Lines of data

-=-=-

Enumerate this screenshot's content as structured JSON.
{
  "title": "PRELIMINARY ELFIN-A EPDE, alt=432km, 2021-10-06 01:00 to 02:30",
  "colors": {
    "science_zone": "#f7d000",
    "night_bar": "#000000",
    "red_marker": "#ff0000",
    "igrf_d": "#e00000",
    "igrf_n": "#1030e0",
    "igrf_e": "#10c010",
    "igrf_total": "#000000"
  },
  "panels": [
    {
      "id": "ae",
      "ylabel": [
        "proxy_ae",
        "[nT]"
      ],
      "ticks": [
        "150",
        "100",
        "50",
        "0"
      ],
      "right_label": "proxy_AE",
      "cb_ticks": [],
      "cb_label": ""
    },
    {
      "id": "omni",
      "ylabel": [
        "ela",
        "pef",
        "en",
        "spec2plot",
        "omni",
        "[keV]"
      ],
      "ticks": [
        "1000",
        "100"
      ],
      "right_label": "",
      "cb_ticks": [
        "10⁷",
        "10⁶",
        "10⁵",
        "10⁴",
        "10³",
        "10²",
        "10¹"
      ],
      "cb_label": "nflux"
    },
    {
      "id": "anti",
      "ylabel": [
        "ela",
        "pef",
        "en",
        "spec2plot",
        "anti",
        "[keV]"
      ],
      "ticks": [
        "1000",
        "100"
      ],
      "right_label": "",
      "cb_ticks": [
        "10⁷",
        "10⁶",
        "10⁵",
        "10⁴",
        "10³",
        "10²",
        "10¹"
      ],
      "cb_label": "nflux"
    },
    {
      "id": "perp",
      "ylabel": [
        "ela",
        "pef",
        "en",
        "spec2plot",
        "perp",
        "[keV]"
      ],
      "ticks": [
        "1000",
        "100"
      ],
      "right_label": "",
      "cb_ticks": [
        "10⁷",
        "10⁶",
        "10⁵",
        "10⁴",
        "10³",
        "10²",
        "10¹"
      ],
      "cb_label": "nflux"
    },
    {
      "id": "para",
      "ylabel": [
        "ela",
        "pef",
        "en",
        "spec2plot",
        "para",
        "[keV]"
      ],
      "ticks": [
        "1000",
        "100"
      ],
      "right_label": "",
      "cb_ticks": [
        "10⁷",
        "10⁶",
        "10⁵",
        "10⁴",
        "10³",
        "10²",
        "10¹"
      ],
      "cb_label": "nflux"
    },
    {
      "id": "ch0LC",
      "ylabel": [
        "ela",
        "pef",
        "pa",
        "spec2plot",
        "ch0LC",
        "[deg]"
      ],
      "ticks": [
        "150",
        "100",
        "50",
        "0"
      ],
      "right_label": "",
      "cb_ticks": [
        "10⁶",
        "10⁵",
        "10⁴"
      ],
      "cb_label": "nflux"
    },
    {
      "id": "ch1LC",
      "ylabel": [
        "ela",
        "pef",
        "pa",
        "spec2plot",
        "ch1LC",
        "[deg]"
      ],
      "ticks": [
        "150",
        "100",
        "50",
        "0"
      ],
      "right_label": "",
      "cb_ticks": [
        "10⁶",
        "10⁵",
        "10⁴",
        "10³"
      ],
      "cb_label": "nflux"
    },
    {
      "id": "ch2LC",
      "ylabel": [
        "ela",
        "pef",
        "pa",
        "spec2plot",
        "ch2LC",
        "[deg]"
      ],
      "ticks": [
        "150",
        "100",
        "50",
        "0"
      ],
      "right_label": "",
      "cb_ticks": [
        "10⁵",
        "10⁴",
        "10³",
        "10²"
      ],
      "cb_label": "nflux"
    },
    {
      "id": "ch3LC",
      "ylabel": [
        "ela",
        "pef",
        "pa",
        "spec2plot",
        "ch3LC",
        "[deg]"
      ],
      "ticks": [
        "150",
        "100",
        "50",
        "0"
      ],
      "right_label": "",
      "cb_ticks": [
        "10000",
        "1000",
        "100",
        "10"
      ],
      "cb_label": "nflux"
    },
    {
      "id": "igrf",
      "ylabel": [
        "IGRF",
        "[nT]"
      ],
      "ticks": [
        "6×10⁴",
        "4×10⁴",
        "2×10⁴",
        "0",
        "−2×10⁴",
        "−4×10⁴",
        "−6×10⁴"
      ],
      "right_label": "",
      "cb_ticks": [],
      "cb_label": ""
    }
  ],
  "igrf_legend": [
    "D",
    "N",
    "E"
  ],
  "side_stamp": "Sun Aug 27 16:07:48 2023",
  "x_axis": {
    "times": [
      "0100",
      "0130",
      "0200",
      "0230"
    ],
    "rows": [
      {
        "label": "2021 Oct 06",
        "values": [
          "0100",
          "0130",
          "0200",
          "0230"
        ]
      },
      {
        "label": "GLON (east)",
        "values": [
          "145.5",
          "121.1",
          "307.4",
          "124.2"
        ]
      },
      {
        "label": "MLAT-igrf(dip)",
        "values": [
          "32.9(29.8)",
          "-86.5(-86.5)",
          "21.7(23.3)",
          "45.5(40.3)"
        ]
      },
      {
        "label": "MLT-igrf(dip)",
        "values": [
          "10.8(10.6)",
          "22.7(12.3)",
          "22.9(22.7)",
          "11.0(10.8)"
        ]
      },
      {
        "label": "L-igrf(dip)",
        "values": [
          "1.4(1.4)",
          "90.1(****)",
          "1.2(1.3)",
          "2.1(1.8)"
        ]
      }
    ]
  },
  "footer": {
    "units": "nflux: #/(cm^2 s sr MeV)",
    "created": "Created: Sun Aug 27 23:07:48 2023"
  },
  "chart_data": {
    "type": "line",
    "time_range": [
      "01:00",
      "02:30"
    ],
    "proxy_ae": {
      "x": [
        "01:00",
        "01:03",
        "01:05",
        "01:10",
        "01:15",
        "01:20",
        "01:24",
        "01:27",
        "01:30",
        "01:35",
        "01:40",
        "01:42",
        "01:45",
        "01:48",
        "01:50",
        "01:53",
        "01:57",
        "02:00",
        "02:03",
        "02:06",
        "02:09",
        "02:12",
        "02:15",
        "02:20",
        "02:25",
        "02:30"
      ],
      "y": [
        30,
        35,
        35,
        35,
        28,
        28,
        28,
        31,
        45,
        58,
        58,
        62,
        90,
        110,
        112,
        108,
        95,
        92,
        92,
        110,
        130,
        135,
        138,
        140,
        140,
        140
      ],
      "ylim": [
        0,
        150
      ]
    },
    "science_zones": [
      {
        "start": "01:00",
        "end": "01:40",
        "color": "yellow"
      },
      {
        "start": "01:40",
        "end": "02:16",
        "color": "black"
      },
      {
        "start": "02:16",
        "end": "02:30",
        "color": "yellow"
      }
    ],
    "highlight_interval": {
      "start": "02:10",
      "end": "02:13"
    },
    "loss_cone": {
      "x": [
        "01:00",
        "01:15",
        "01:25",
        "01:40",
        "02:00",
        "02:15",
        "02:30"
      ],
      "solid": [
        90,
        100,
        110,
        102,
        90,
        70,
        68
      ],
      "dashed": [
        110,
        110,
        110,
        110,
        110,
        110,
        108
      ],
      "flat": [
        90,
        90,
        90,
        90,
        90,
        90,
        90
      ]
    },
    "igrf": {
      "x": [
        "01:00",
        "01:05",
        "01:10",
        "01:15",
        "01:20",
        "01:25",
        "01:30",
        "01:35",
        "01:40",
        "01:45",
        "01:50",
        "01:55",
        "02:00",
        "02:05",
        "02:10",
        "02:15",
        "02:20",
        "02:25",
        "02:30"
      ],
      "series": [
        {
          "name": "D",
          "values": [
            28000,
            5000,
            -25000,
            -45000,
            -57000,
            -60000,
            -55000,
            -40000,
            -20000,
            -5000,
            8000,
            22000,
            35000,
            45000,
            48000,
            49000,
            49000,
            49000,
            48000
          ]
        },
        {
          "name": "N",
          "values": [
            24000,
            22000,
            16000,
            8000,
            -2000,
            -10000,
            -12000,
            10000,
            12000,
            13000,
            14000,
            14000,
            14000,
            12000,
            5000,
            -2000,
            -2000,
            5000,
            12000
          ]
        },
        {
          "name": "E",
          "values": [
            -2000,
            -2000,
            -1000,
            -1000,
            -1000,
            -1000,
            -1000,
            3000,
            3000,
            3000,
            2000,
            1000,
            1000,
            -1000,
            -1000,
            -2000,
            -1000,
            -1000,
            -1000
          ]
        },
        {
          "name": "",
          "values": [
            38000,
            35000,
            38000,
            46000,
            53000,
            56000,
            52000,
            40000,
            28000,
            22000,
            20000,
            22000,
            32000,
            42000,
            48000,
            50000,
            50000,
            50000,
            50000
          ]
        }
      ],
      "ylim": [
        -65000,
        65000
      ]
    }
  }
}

-=-=-

* [The exercise]:
Wherever a line in the data above holds "start", copy that line.

* [The answer]:
        "start": "01:00",
        "start": "01:40",
        "start": "02:16",
      "start": "02:10",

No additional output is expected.